Start The data
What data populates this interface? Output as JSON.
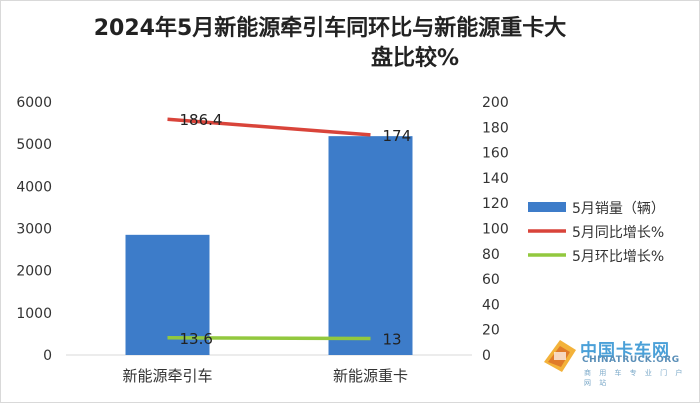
{
  "title_line1": "2024年5月新能源牵引车同环比与新能源重卡大",
  "title_line2": "盘比较%",
  "chart_data": {
    "type": "bar",
    "categories": [
      "新能源牵引车",
      "新能源重卡"
    ],
    "series": [
      {
        "name": "5月销量（辆）",
        "kind": "bar",
        "axis": "left",
        "values": [
          2850,
          5190
        ],
        "color": "#3d7cc9"
      },
      {
        "name": "5月同比增长%",
        "kind": "line",
        "axis": "right",
        "values": [
          186.4,
          174
        ],
        "labels": [
          "186.4",
          "174"
        ],
        "color": "#d9443a"
      },
      {
        "name": "5月环比增长%",
        "kind": "line",
        "axis": "right",
        "values": [
          13.6,
          13
        ],
        "labels": [
          "13.6",
          "13"
        ],
        "color": "#92c83e"
      }
    ],
    "ylim_left": [
      0,
      6000
    ],
    "yticks_left": [
      0,
      1000,
      2000,
      3000,
      4000,
      5000,
      6000
    ],
    "ylim_right": [
      0,
      200
    ],
    "yticks_right": [
      0,
      20,
      40,
      60,
      80,
      100,
      120,
      140,
      160,
      180,
      200
    ],
    "grid": false,
    "legend_position": "right"
  },
  "watermark": {
    "cn": "中国卡车网",
    "en": "CHINATRUCK.ORG",
    "sub": "商 用 车 专 业 门 户 网 站"
  }
}
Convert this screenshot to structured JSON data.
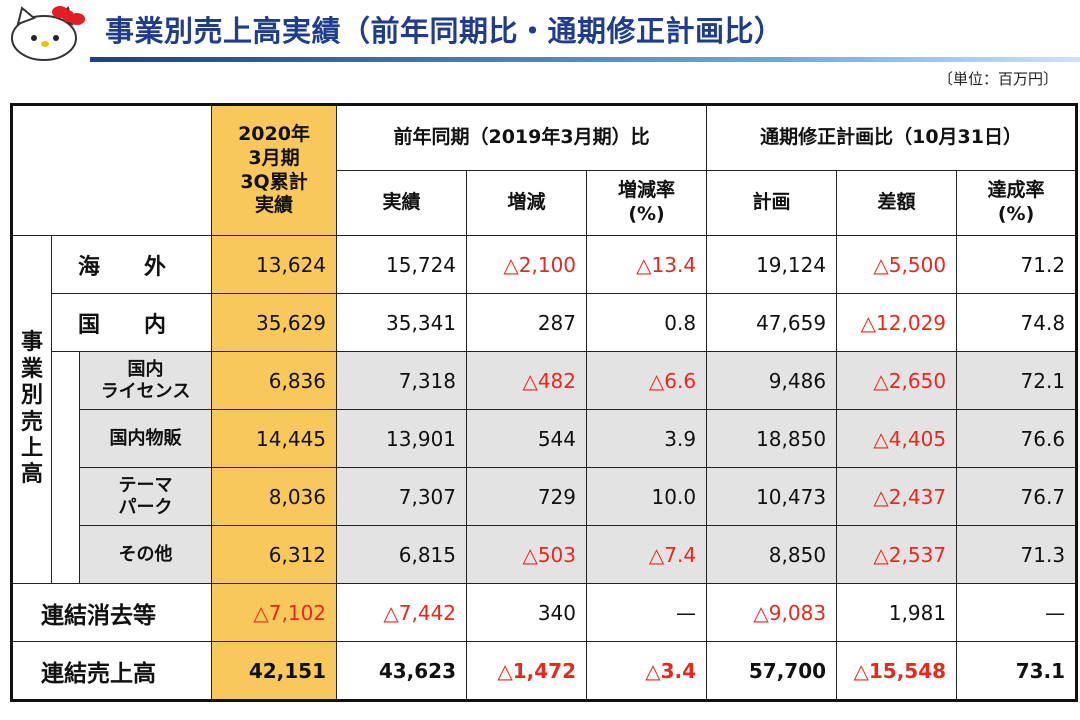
{
  "header": {
    "title": "事業別売上高実績（前年同期比・通期修正計画比）",
    "unit": "〔単位：百万円〕"
  },
  "table": {
    "current_header": "2020年\n3月期\n3Q累計\n実績",
    "groups": [
      "前年同期（2019年3月期）比",
      "通期修正計画比（10月31日）"
    ],
    "subheaders": [
      "実績",
      "増減",
      "増減率\n(%)",
      "計画",
      "差額",
      "達成率\n(%)"
    ],
    "side_label": "事業別売上高",
    "segments": [
      {
        "label": "海　　外",
        "values": [
          "13,624",
          "15,724",
          "△2,100",
          "△13.4",
          "19,124",
          "△5,500",
          "71.2"
        ]
      },
      {
        "label": "国　　内",
        "values": [
          "35,629",
          "35,341",
          "287",
          "0.8",
          "47,659",
          "△12,029",
          "74.8"
        ]
      }
    ],
    "domestic_items": [
      {
        "label": "国内\nライセンス",
        "values": [
          "6,836",
          "7,318",
          "△482",
          "△6.6",
          "9,486",
          "△2,650",
          "72.1"
        ]
      },
      {
        "label": "国内物販",
        "values": [
          "14,445",
          "13,901",
          "544",
          "3.9",
          "18,850",
          "△4,405",
          "76.6"
        ]
      },
      {
        "label": "テーマ\nパーク",
        "values": [
          "8,036",
          "7,307",
          "729",
          "10.0",
          "10,473",
          "△2,437",
          "76.7"
        ]
      },
      {
        "label": "その他",
        "values": [
          "6,312",
          "6,815",
          "△503",
          "△7.4",
          "8,850",
          "△2,537",
          "71.3"
        ]
      }
    ],
    "elimination": {
      "label": "連結消去等",
      "values": [
        "△7,102",
        "△7,442",
        "340",
        "—",
        "△9,083",
        "1,981",
        "—"
      ]
    },
    "total": {
      "label": "連結売上高",
      "values": [
        "42,151",
        "43,623",
        "△1,472",
        "△3.4",
        "57,700",
        "△15,548",
        "73.1"
      ]
    }
  }
}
End The data
Instruction:
Repeat every record precisely. Any picture among them stays out of the copy.

Output below:
What data populates this interface? Output as JSON.
{
  "title_line1": "2024年5月新能源牵引车同环比与新能源重卡大",
  "title_line2": "盘比较%",
  "chart_data": {
    "type": "bar",
    "categories": [
      "新能源牵引车",
      "新能源重卡"
    ],
    "series": [
      {
        "name": "5月销量（辆）",
        "kind": "bar",
        "axis": "left",
        "values": [
          2850,
          5190
        ],
        "color": "#3d7cc9"
      },
      {
        "name": "5月同比增长%",
        "kind": "line",
        "axis": "right",
        "values": [
          186.4,
          174
        ],
        "labels": [
          "186.4",
          "174"
        ],
        "color": "#d9443a"
      },
      {
        "name": "5月环比增长%",
        "kind": "line",
        "axis": "right",
        "values": [
          13.6,
          13
        ],
        "labels": [
          "13.6",
          "13"
        ],
        "color": "#92c83e"
      }
    ],
    "ylim_left": [
      0,
      6000
    ],
    "yticks_left": [
      0,
      1000,
      2000,
      3000,
      4000,
      5000,
      6000
    ],
    "ylim_right": [
      0,
      200
    ],
    "yticks_right": [
      0,
      20,
      40,
      60,
      80,
      100,
      120,
      140,
      160,
      180,
      200
    ],
    "grid": false,
    "legend_position": "right"
  },
  "watermark": {
    "cn": "中国卡车网",
    "en": "CHINATRUCK.ORG",
    "sub": "商 用 车 专 业 门 户 网 站"
  }
}
Convert this screenshot to structured JSON data.
{
  "header": {
    "title": "事業別売上高実績（前年同期比・通期修正計画比）",
    "unit": "〔単位：百万円〕"
  },
  "table": {
    "current_header": "2020年\n3月期\n3Q累計\n実績",
    "groups": [
      "前年同期（2019年3月期）比",
      "通期修正計画比（10月31日）"
    ],
    "subheaders": [
      "実績",
      "増減",
      "増減率\n(%)",
      "計画",
      "差額",
      "達成率\n(%)"
    ],
    "side_label": "事業別売上高",
    "segments": [
      {
        "label": "海　　外",
        "values": [
          "13,624",
          "15,724",
          "△2,100",
          "△13.4",
          "19,124",
          "△5,500",
          "71.2"
        ]
      },
      {
        "label": "国　　内",
        "values": [
          "35,629",
          "35,341",
          "287",
          "0.8",
          "47,659",
          "△12,029",
          "74.8"
        ]
      }
    ],
    "domestic_items": [
      {
        "label": "国内\nライセンス",
        "values": [
          "6,836",
          "7,318",
          "△482",
          "△6.6",
          "9,486",
          "△2,650",
          "72.1"
        ]
      },
      {
        "label": "国内物販",
        "values": [
          "14,445",
          "13,901",
          "544",
          "3.9",
          "18,850",
          "△4,405",
          "76.6"
        ]
      },
      {
        "label": "テーマ\nパーク",
        "values": [
          "8,036",
          "7,307",
          "729",
          "10.0",
          "10,473",
          "△2,437",
          "76.7"
        ]
      },
      {
        "label": "その他",
        "values": [
          "6,312",
          "6,815",
          "△503",
          "△7.4",
          "8,850",
          "△2,537",
          "71.3"
        ]
      }
    ],
    "elimination": {
      "label": "連結消去等",
      "values": [
        "△7,102",
        "△7,442",
        "340",
        "—",
        "△9,083",
        "1,981",
        "—"
      ]
    },
    "total": {
      "label": "連結売上高",
      "values": [
        "42,151",
        "43,623",
        "△1,472",
        "△3.4",
        "57,700",
        "△15,548",
        "73.1"
      ]
    }
  }
}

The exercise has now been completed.